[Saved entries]
--

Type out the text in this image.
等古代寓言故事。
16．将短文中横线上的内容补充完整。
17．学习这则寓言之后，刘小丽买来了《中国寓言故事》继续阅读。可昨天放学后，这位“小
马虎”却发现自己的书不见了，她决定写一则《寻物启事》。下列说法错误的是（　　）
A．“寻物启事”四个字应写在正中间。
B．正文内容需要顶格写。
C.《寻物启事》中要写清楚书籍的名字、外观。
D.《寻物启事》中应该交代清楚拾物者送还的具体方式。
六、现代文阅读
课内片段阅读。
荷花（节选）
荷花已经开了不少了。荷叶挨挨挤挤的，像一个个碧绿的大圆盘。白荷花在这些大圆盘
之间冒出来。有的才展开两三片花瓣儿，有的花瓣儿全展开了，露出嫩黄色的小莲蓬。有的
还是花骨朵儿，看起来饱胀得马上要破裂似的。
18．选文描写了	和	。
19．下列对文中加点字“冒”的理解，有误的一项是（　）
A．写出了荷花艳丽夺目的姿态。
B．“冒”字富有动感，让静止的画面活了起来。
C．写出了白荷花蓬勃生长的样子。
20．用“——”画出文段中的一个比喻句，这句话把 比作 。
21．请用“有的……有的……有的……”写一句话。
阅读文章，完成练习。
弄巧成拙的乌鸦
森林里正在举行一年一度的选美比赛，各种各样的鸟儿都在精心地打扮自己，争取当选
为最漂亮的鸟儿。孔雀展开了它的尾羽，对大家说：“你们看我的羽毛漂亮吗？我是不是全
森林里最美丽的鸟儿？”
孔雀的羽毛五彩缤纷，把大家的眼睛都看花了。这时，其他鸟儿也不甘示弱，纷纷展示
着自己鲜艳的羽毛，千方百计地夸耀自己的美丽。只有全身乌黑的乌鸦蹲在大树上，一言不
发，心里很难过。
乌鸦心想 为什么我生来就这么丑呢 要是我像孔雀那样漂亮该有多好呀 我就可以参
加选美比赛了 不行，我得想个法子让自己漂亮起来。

--

| Objective |
Filter out every line that lacks the word "寻物启事", and copy the rest.

| Solution to the problem |
马虎”却发现自己的书不见了，她决定写一则《寻物启事》。下列说法错误的是（　　）
A．“寻物启事”四个字应写在正中间。
C.《寻物启事》中要写清楚书籍的名字、外观。
D.《寻物启事》中应该交代清楚拾物者送还的具体方式。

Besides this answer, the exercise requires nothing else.